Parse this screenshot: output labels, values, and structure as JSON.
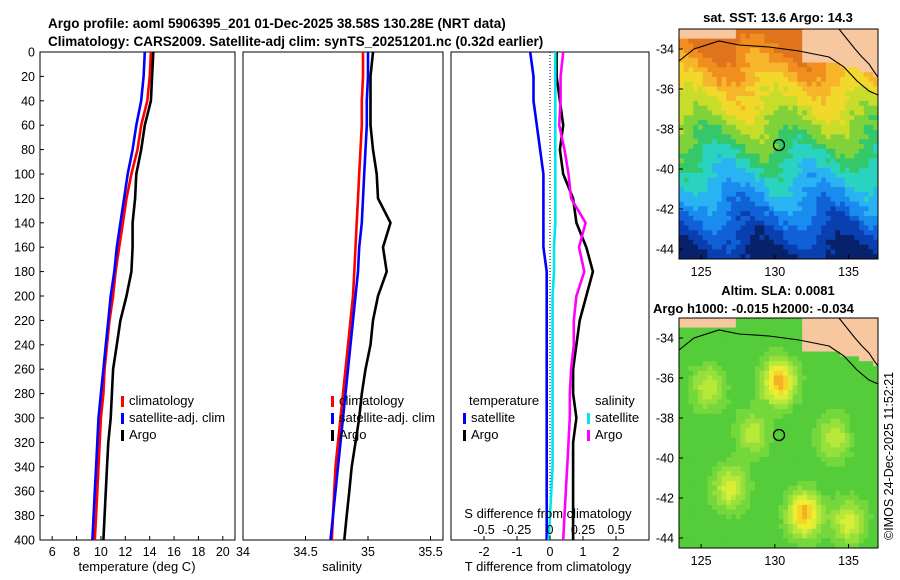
{
  "title_line1": "Argo profile: aoml 5906395_201 01-Dec-2025 38.58S 130.28E (NRT data)",
  "title_line2": "Climatology: CARS2009. Satellite-adj clim: synTS_20251201.nc (0.32d earlier)",
  "copyright": "©IMOS 24-Dec-2025 11:52:21",
  "colors": {
    "climatology": "#ff0000",
    "satellite": "#0000ff",
    "argo": "#000000",
    "sal_satellite": "#00e5ee",
    "sal_argo": "#ff00ff"
  },
  "chart_data": [
    {
      "type": "line",
      "name": "temperature",
      "xlabel": "temperature (deg C)",
      "ylabel": "",
      "xlim": [
        5,
        21
      ],
      "ylim": [
        400,
        0
      ],
      "xticks": [
        "6",
        "8",
        "10",
        "12",
        "14",
        "16",
        "18",
        "20"
      ],
      "yticks": [
        "0",
        "20",
        "40",
        "60",
        "80",
        "100",
        "120",
        "140",
        "160",
        "180",
        "200",
        "220",
        "240",
        "260",
        "280",
        "300",
        "320",
        "340",
        "360",
        "380",
        "400"
      ],
      "legend": [
        "climatology",
        "satellite-adj. clim",
        "Argo"
      ],
      "series": [
        {
          "name": "climatology",
          "color": "#ff0000",
          "x": [
            14.1,
            14.0,
            13.8,
            13.3,
            13.0,
            12.5,
            12.1,
            11.8,
            11.5,
            11.2,
            11.0,
            10.7,
            10.5,
            10.3,
            10.2,
            10.0,
            9.9,
            9.8,
            9.7,
            9.6,
            9.5
          ],
          "y": [
            0,
            20,
            40,
            60,
            80,
            100,
            120,
            140,
            160,
            180,
            200,
            220,
            240,
            260,
            280,
            300,
            320,
            340,
            360,
            380,
            400
          ]
        },
        {
          "name": "satellite-adj. clim",
          "color": "#0000ff",
          "x": [
            13.6,
            13.5,
            13.3,
            12.9,
            12.6,
            12.2,
            11.9,
            11.6,
            11.3,
            11.1,
            10.8,
            10.6,
            10.4,
            10.2,
            10.0,
            9.8,
            9.7,
            9.6,
            9.5,
            9.4,
            9.3
          ],
          "y": [
            0,
            20,
            40,
            60,
            80,
            100,
            120,
            140,
            160,
            180,
            200,
            220,
            240,
            260,
            280,
            300,
            320,
            340,
            360,
            380,
            400
          ]
        },
        {
          "name": "Argo",
          "color": "#000000",
          "x": [
            14.3,
            14.2,
            14.1,
            13.6,
            13.3,
            12.9,
            12.8,
            12.6,
            12.6,
            12.5,
            12.1,
            11.6,
            11.3,
            11.0,
            10.9,
            10.8,
            10.6,
            10.5,
            10.4,
            10.3,
            10.2
          ],
          "y": [
            0,
            20,
            40,
            60,
            80,
            100,
            120,
            140,
            160,
            180,
            200,
            220,
            240,
            260,
            280,
            300,
            320,
            340,
            360,
            380,
            400
          ]
        }
      ]
    },
    {
      "type": "line",
      "name": "salinity",
      "xlabel": "salinity",
      "ylabel": "",
      "xlim": [
        34,
        35.6
      ],
      "xticks": [
        "34",
        "34.5",
        "35",
        "35.5"
      ],
      "legend": [
        "climatology",
        "satellite-adj. clim",
        "Argo"
      ],
      "series": [
        {
          "name": "climatology",
          "color": "#ff0000",
          "x": [
            34.96,
            34.96,
            34.95,
            34.95,
            34.94,
            34.93,
            34.92,
            34.91,
            34.9,
            34.89,
            34.88,
            34.86,
            34.84,
            34.82,
            34.8,
            34.78,
            34.76,
            34.74,
            34.73,
            34.72,
            34.71
          ],
          "y": [
            0,
            20,
            40,
            60,
            80,
            100,
            120,
            140,
            160,
            180,
            200,
            220,
            240,
            260,
            280,
            300,
            320,
            340,
            360,
            380,
            400
          ]
        },
        {
          "name": "satellite-adj. clim",
          "color": "#0000ff",
          "x": [
            35.0,
            35.0,
            34.99,
            34.99,
            34.98,
            34.97,
            34.96,
            34.95,
            34.93,
            34.92,
            34.9,
            34.88,
            34.86,
            34.84,
            34.82,
            34.8,
            34.78,
            34.76,
            34.74,
            34.72,
            34.7
          ],
          "y": [
            0,
            20,
            40,
            60,
            80,
            100,
            120,
            140,
            160,
            180,
            200,
            220,
            240,
            260,
            280,
            300,
            320,
            340,
            360,
            380,
            400
          ]
        },
        {
          "name": "Argo",
          "color": "#000000",
          "x": [
            35.04,
            35.02,
            35.02,
            35.02,
            35.04,
            35.07,
            35.08,
            35.18,
            35.12,
            35.15,
            35.08,
            35.04,
            35.02,
            34.98,
            34.95,
            34.93,
            34.9,
            34.87,
            34.85,
            34.83,
            34.81
          ],
          "y": [
            0,
            20,
            40,
            60,
            80,
            100,
            120,
            140,
            160,
            180,
            200,
            220,
            240,
            260,
            280,
            300,
            320,
            340,
            360,
            380,
            400
          ]
        }
      ]
    },
    {
      "type": "line",
      "name": "differences",
      "xlabel": "T difference from climatology",
      "xlabel_top": "S difference from climatology",
      "xlim": [
        -3,
        3
      ],
      "xticks": [
        "-2",
        "-1",
        "0",
        "1",
        "2"
      ],
      "xticks_top": [
        "-0.5",
        "-0.25",
        "0",
        "0.25",
        "0.5"
      ],
      "legend_temperature": {
        "heading": "temperature",
        "items": [
          "satellite",
          "Argo"
        ]
      },
      "legend_salinity": {
        "heading": "salinity",
        "items": [
          "satellite",
          "Argo"
        ]
      },
      "series": [
        {
          "name": "temperature satellite",
          "color": "#0000ff",
          "x": [
            -0.6,
            -0.5,
            -0.5,
            -0.4,
            -0.3,
            -0.2,
            -0.2,
            -0.2,
            -0.2,
            -0.1,
            -0.1,
            -0.1,
            -0.1,
            -0.1,
            -0.1,
            -0.1,
            -0.1,
            -0.1,
            -0.1,
            -0.1,
            -0.1
          ],
          "y": [
            0,
            20,
            40,
            60,
            80,
            100,
            120,
            140,
            160,
            180,
            200,
            220,
            240,
            260,
            280,
            300,
            320,
            340,
            360,
            380,
            400
          ]
        },
        {
          "name": "temperature Argo",
          "color": "#000000",
          "x": [
            0.2,
            0.2,
            0.3,
            0.4,
            0.3,
            0.4,
            0.7,
            0.8,
            1.1,
            1.3,
            1.1,
            0.9,
            0.8,
            0.7,
            0.7,
            0.8,
            0.7,
            0.7,
            0.7,
            0.7,
            0.7
          ],
          "y": [
            0,
            20,
            40,
            60,
            80,
            100,
            120,
            140,
            160,
            180,
            200,
            220,
            240,
            260,
            280,
            300,
            320,
            340,
            360,
            380,
            400
          ]
        },
        {
          "name": "salinity satellite",
          "color": "#00e5ee",
          "x": [
            0.04,
            0.04,
            0.04,
            0.04,
            0.04,
            0.04,
            0.04,
            0.04,
            0.03,
            0.03,
            0.02,
            0.02,
            0.02,
            0.02,
            0.02,
            0.02,
            0.02,
            0.02,
            0.01,
            0.0,
            -0.01
          ],
          "y": [
            0,
            20,
            40,
            60,
            80,
            100,
            120,
            140,
            160,
            180,
            200,
            220,
            240,
            260,
            280,
            300,
            320,
            340,
            360,
            380,
            400
          ]
        },
        {
          "name": "salinity Argo",
          "color": "#ff00ff",
          "x": [
            0.1,
            0.08,
            0.08,
            0.07,
            0.11,
            0.14,
            0.16,
            0.27,
            0.22,
            0.26,
            0.2,
            0.18,
            0.18,
            0.16,
            0.15,
            0.15,
            0.14,
            0.13,
            0.12,
            0.11,
            0.1
          ],
          "y": [
            0,
            20,
            40,
            60,
            80,
            100,
            120,
            140,
            160,
            180,
            200,
            220,
            240,
            260,
            280,
            300,
            320,
            340,
            360,
            380,
            400
          ]
        }
      ]
    },
    {
      "type": "heatmap",
      "name": "sst_map",
      "title": "sat. SST: 13.6 Argo: 14.3",
      "xticks": [
        "125",
        "130",
        "135"
      ],
      "yticks": [
        "-34",
        "-36",
        "-38",
        "-40",
        "-42",
        "-44"
      ],
      "xlim": [
        123.5,
        137
      ],
      "ylim": [
        -44.5,
        -33
      ]
    },
    {
      "type": "heatmap",
      "name": "sla_map",
      "title_line1": "Altim. SLA: 0.0081",
      "title_line2": "Argo h1000: -0.015 h2000: -0.034",
      "xticks": [
        "125",
        "130",
        "135"
      ],
      "yticks": [
        "-34",
        "-36",
        "-38",
        "-40",
        "-42",
        "-44"
      ],
      "xlim": [
        123.5,
        137
      ],
      "ylim": [
        -44.5,
        -33
      ]
    }
  ]
}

* * * * *

## SHORT EXERCISE
Find the word "from" in the material, then list each line that holds it.

## REPLY TO THE TASK
      "xlabel": "T difference from climatology",
      "xlabel_top": "S difference from climatology",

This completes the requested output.